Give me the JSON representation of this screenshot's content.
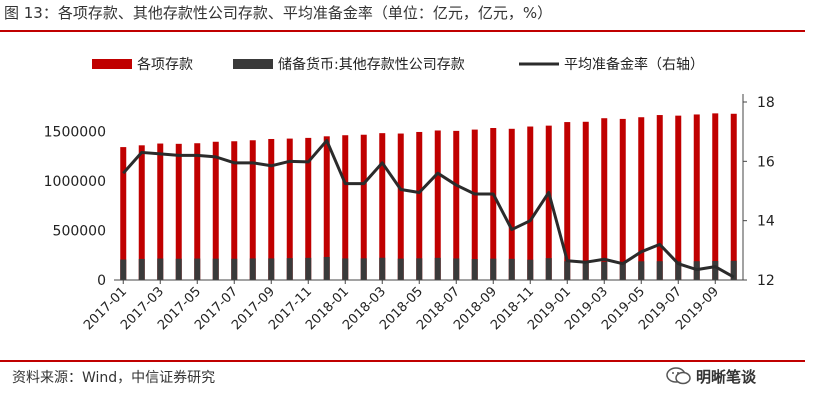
{
  "header": {
    "title": "图 13：各项存款、其他存款性公司存款、平均准备金率（单位：亿元，亿元，%）"
  },
  "footer": {
    "source": "资料来源：Wind，中信证券研究",
    "brand": "明晰笔谈"
  },
  "colors": {
    "rule": "#c00000",
    "bar_total": "#c00000",
    "bar_other": "#3a3a3a",
    "line": "#2b2b2b"
  },
  "chart_data": {
    "type": "bar",
    "title": "",
    "legend_position": "top",
    "series": [
      {
        "name": "各项存款",
        "type": "bar",
        "axis": "left",
        "values": [
          1344000,
          1362000,
          1380000,
          1377000,
          1383000,
          1398000,
          1403000,
          1413000,
          1426000,
          1430000,
          1437000,
          1453000,
          1464000,
          1469000,
          1485000,
          1481000,
          1497000,
          1512000,
          1508000,
          1521000,
          1537000,
          1529000,
          1552000,
          1561000,
          1597000,
          1600000,
          1636000,
          1629000,
          1646000,
          1668000,
          1662000,
          1674000,
          1685000,
          1681000
        ]
      },
      {
        "name": "储备货币:其他存款性公司存款",
        "type": "bar",
        "axis": "left",
        "values": [
          207000,
          213000,
          217000,
          215000,
          217000,
          216000,
          215000,
          218000,
          218000,
          221000,
          224000,
          233000,
          218000,
          219000,
          225000,
          216000,
          219000,
          224000,
          218000,
          212000,
          216000,
          214000,
          205000,
          221000,
          190000,
          183000,
          184000,
          183000,
          189000,
          190000,
          188000,
          190000,
          192000,
          194000
        ]
      },
      {
        "name": "平均准备金率（右轴）",
        "type": "line",
        "axis": "right",
        "values": [
          15.6,
          16.3,
          16.25,
          16.2,
          16.2,
          16.15,
          15.95,
          15.95,
          15.85,
          16.0,
          15.98,
          16.7,
          15.25,
          15.25,
          15.95,
          15.05,
          14.95,
          15.6,
          15.2,
          14.9,
          14.9,
          13.7,
          14.0,
          14.95,
          12.65,
          12.6,
          12.7,
          12.55,
          12.95,
          13.2,
          12.55,
          12.35,
          12.45,
          12.1
        ]
      }
    ],
    "x": [
      "2017-01",
      "2017-02",
      "2017-03",
      "2017-04",
      "2017-05",
      "2017-06",
      "2017-07",
      "2017-08",
      "2017-09",
      "2017-10",
      "2017-11",
      "2017-12",
      "2018-01",
      "2018-02",
      "2018-03",
      "2018-04",
      "2018-05",
      "2018-06",
      "2018-07",
      "2018-08",
      "2018-09",
      "2018-10",
      "2018-11",
      "2018-12",
      "2019-01",
      "2019-02",
      "2019-03",
      "2019-04",
      "2019-05",
      "2019-06",
      "2019-07",
      "2019-08",
      "2019-09",
      "2019-10"
    ],
    "x_tick_labels": [
      "2017-01",
      "2017-03",
      "2017-05",
      "2017-07",
      "2017-09",
      "2017-11",
      "2018-01",
      "2018-03",
      "2018-05",
      "2018-07",
      "2018-09",
      "2018-11",
      "2019-01",
      "2019-03",
      "2019-05",
      "2019-07",
      "2019-09"
    ],
    "y_left": {
      "lim": [
        0,
        1800000
      ],
      "ticks": [
        0,
        500000,
        1000000,
        1500000
      ],
      "labels": [
        "0",
        "500000",
        "1000000",
        "1500000"
      ]
    },
    "y_right": {
      "lim": [
        12,
        18
      ],
      "ticks": [
        12,
        14,
        16,
        18
      ],
      "labels": [
        "12",
        "14",
        "16",
        "18"
      ]
    },
    "grid": false
  }
}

- - -

Exercise objective => Reproduce the records verbatim, omitting all images they contain.

Response =>
Give me the JSON representation of this screenshot's content.
{
  "header": {
    "title": "图 13：各项存款、其他存款性公司存款、平均准备金率（单位：亿元，亿元，%）"
  },
  "footer": {
    "source": "资料来源：Wind，中信证券研究",
    "brand": "明晰笔谈"
  },
  "colors": {
    "rule": "#c00000",
    "bar_total": "#c00000",
    "bar_other": "#3a3a3a",
    "line": "#2b2b2b"
  },
  "chart_data": {
    "type": "bar",
    "title": "",
    "legend_position": "top",
    "series": [
      {
        "name": "各项存款",
        "type": "bar",
        "axis": "left",
        "values": [
          1344000,
          1362000,
          1380000,
          1377000,
          1383000,
          1398000,
          1403000,
          1413000,
          1426000,
          1430000,
          1437000,
          1453000,
          1464000,
          1469000,
          1485000,
          1481000,
          1497000,
          1512000,
          1508000,
          1521000,
          1537000,
          1529000,
          1552000,
          1561000,
          1597000,
          1600000,
          1636000,
          1629000,
          1646000,
          1668000,
          1662000,
          1674000,
          1685000,
          1681000
        ]
      },
      {
        "name": "储备货币:其他存款性公司存款",
        "type": "bar",
        "axis": "left",
        "values": [
          207000,
          213000,
          217000,
          215000,
          217000,
          216000,
          215000,
          218000,
          218000,
          221000,
          224000,
          233000,
          218000,
          219000,
          225000,
          216000,
          219000,
          224000,
          218000,
          212000,
          216000,
          214000,
          205000,
          221000,
          190000,
          183000,
          184000,
          183000,
          189000,
          190000,
          188000,
          190000,
          192000,
          194000
        ]
      },
      {
        "name": "平均准备金率（右轴）",
        "type": "line",
        "axis": "right",
        "values": [
          15.6,
          16.3,
          16.25,
          16.2,
          16.2,
          16.15,
          15.95,
          15.95,
          15.85,
          16.0,
          15.98,
          16.7,
          15.25,
          15.25,
          15.95,
          15.05,
          14.95,
          15.6,
          15.2,
          14.9,
          14.9,
          13.7,
          14.0,
          14.95,
          12.65,
          12.6,
          12.7,
          12.55,
          12.95,
          13.2,
          12.55,
          12.35,
          12.45,
          12.1
        ]
      }
    ],
    "x": [
      "2017-01",
      "2017-02",
      "2017-03",
      "2017-04",
      "2017-05",
      "2017-06",
      "2017-07",
      "2017-08",
      "2017-09",
      "2017-10",
      "2017-11",
      "2017-12",
      "2018-01",
      "2018-02",
      "2018-03",
      "2018-04",
      "2018-05",
      "2018-06",
      "2018-07",
      "2018-08",
      "2018-09",
      "2018-10",
      "2018-11",
      "2018-12",
      "2019-01",
      "2019-02",
      "2019-03",
      "2019-04",
      "2019-05",
      "2019-06",
      "2019-07",
      "2019-08",
      "2019-09",
      "2019-10"
    ],
    "x_tick_labels": [
      "2017-01",
      "2017-03",
      "2017-05",
      "2017-07",
      "2017-09",
      "2017-11",
      "2018-01",
      "2018-03",
      "2018-05",
      "2018-07",
      "2018-09",
      "2018-11",
      "2019-01",
      "2019-03",
      "2019-05",
      "2019-07",
      "2019-09"
    ],
    "y_left": {
      "lim": [
        0,
        1800000
      ],
      "ticks": [
        0,
        500000,
        1000000,
        1500000
      ],
      "labels": [
        "0",
        "500000",
        "1000000",
        "1500000"
      ]
    },
    "y_right": {
      "lim": [
        12,
        18
      ],
      "ticks": [
        12,
        14,
        16,
        18
      ],
      "labels": [
        "12",
        "14",
        "16",
        "18"
      ]
    },
    "grid": false
  }
}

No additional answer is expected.